## What you have to do
Extract the full listing below without altering a single character.

..........

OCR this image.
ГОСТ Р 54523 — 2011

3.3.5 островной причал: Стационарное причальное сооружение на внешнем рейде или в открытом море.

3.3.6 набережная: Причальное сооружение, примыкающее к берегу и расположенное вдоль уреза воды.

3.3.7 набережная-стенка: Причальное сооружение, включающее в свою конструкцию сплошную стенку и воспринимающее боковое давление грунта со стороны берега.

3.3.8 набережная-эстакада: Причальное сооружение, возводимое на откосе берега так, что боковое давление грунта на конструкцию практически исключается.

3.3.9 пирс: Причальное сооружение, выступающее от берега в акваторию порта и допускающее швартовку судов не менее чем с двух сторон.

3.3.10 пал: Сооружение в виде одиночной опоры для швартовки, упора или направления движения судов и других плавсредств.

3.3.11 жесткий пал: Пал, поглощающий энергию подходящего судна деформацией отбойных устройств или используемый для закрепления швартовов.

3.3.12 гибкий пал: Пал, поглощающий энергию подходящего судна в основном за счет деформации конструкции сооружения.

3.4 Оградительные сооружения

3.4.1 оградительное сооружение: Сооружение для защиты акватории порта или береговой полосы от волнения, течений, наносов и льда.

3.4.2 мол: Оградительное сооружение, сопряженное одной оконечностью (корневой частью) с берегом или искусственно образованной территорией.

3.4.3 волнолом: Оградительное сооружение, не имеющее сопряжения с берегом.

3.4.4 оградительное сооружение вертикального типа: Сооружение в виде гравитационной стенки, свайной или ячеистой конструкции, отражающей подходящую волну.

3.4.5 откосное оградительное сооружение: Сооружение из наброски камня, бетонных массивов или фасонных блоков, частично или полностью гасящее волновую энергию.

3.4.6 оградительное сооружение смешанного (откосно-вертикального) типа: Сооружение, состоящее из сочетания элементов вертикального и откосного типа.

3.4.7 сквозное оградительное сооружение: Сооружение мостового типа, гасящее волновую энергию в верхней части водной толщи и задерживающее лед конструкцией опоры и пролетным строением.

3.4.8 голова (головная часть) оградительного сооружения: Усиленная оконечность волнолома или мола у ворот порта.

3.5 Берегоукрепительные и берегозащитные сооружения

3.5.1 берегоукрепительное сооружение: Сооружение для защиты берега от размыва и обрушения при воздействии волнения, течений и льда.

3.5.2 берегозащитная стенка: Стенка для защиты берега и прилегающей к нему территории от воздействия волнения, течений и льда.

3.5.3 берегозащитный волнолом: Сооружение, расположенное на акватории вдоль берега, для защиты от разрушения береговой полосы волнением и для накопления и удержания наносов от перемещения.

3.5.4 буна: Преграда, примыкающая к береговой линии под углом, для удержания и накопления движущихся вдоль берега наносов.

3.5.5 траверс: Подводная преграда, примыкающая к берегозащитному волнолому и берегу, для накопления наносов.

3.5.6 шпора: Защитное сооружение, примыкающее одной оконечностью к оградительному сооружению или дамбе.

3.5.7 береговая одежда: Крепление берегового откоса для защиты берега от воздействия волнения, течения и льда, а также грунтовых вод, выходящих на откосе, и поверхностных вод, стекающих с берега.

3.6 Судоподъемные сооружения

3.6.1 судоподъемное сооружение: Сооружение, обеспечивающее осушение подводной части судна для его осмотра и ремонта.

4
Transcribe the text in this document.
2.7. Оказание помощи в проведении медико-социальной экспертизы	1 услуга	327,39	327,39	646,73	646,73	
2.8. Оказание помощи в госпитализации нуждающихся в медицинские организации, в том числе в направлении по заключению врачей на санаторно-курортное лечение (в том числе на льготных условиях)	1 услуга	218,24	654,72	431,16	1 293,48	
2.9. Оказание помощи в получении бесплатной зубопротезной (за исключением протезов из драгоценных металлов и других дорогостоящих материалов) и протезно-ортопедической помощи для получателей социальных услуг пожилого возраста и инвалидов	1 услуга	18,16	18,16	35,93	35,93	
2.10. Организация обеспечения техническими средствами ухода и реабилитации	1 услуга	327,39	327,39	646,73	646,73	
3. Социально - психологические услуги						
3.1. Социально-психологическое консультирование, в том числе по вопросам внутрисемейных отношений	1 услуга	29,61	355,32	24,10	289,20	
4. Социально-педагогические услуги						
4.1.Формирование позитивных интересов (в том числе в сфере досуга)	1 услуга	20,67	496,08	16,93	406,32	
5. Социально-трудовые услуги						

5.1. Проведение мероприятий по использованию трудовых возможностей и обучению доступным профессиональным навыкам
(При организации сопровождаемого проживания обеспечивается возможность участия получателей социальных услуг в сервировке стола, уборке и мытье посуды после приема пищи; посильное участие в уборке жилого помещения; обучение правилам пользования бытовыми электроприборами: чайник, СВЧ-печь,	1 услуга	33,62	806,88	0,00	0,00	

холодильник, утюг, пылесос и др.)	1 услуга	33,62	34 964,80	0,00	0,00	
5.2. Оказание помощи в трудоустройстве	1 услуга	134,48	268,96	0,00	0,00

..........

## Worked solution
OCR this image.
ГОСТ Р 54523 — 2011

3.3.5 островной причал: Стационарное причальное сооружение на внешнем рейде или в открытом море.

3.3.6 набережная: Причальное сооружение, примыкающее к берегу и расположенное вдоль уреза воды.

3.3.7 набережная-стенка: Причальное сооружение, включающее в свою конструкцию сплошную стенку и воспринимающее боковое давление грунта со стороны берега.

3.3.8 набережная-эстакада: Причальное сооружение, возводимое на откосе берега так, что боковое давление грунта на конструкцию практически исключается.

3.3.9 пирс: Причальное сооружение, выступающее от берега в акваторию порта и допускающее швартовку судов не менее чем с двух сторон.

3.3.10 пал: Сооружение в виде одиночной опоры для швартовки, упора или направления движения судов и других плавсредств.

3.3.11 жесткий пал: Пал, поглощающий энергию подходящего судна деформацией отбойных устройств или используемый для закрепления швартовов.

3.3.12 гибкий пал: Пал, поглощающий энергию подходящего судна в основном за счет деформации конструкции сооружения.

3.4 Оградительные сооружения

3.4.1 оградительное сооружение: Сооружение для защиты акватории порта или береговой полосы от волнения, течений, наносов и льда.

3.4.2 мол: Оградительное сооружение, сопряженное одной оконечностью (корневой частью) с берегом или искусственно образованной территорией.

3.4.3 волнолом: Оградительное сооружение, не имеющее сопряжения с берегом.

3.4.4 оградительное сооружение вертикального типа: Сооружение в виде гравитационной стенки, свайной или ячеистой конструкции, отражающей подходящую волну.

3.4.5 откосное оградительное сооружение: Сооружение из наброски камня, бетонных массивов или фасонных блоков, частично или полностью гасящее волновую энергию.

3.4.6 оградительное сооружение смешанного (откосно-вертикального) типа: Сооружение, состоящее из сочетания элементов вертикального и откосного типа.

3.4.7 сквозное оградительное сооружение: Сооружение мостового типа, гасящее волновую энергию в верхней части водной толщи и задерживающее лед конструкцией опоры и пролетным строением.

3.4.8 голова (головная часть) оградительного сооружения: Усиленная оконечность волнолома или мола у ворот порта.

3.5 Берегоукрепительные и берегозащитные сооружения

3.5.1 берегоукрепительное сооружение: Сооружение для защиты берега от размыва и обрушения при воздействии волнения, течений и льда.

3.5.2 берегозащитная стенка: Стенка для защиты берега и прилегающей к нему территории от воздействия волнения, течений и льда.

3.5.3 берегозащитный волнолом: Сооружение, расположенное на акватории вдоль берега, для защиты от разрушения береговой полосы волнением и для накопления и удержания наносов от перемещения.

3.5.4 буна: Преграда, примыкающая к береговой линии под углом, для удержания и накопления движущихся вдоль берега наносов.

3.5.5 траверс: Подводная преграда, примыкающая к берегозащитному волнолому и берегу, для накопления наносов.

3.5.6 шпора: Защитное сооружение, примыкающее одной оконечностью к оградительному сооружению или дамбе.

3.5.7 береговая одежда: Крепление берегового откоса для защиты берега от воздействия волнения, течения и льда, а также грунтовых вод, выходящих на откосе, и поверхностных вод, стекающих с берега.

3.6 Судоподъемные сооружения

3.6.1 судоподъемное сооружение: Сооружение, обеспечивающее осушение подводной части судна для его осмотра и ремонта.

4
Transcribe the text in this document.
2.7. Оказание помощи в проведении медико-социальной экспертизы	1 услуга	327,39	327,39	646,73	646,73	
2.8. Оказание помощи в госпитализации нуждающихся в медицинские организации, в том числе в направлении по заключению врачей на санаторно-курортное лечение (в том числе на льготных условиях)	1 услуга	218,24	654,72	431,16	1 293,48	
2.9. Оказание помощи в получении бесплатной зубопротезной (за исключением протезов из драгоценных металлов и других дорогостоящих материалов) и протезно-ортопедической помощи для получателей социальных услуг пожилого возраста и инвалидов	1 услуга	18,16	18,16	35,93	35,93	
2.10. Организация обеспечения техническими средствами ухода и реабилитации	1 услуга	327,39	327,39	646,73	646,73	
3. Социально - психологические услуги						
3.1. Социально-психологическое консультирование, в том числе по вопросам внутрисемейных отношений	1 услуга	29,61	355,32	24,10	289,20	
4. Социально-педагогические услуги						
4.1.Формирование позитивных интересов (в том числе в сфере досуга)	1 услуга	20,67	496,08	16,93	406,32	
5. Социально-трудовые услуги						

5.1. Проведение мероприятий по использованию трудовых возможностей и обучению доступным профессиональным навыкам
(При организации сопровождаемого проживания обеспечивается возможность участия получателей социальных услуг в сервировке стола, уборке и мытье посуды после приема пищи; посильное участие в уборке жилого помещения; обучение правилам пользования бытовыми электроприборами: чайник, СВЧ-печь,	1 услуга	33,62	806,88	0,00	0,00	

холодильник, утюг, пылесос и др.)	1 услуга	33,62	34 964,80	0,00	0,00	
5.2. Оказание помощи в трудоустройстве	1 услуга	134,48	268,96	0,00	0,00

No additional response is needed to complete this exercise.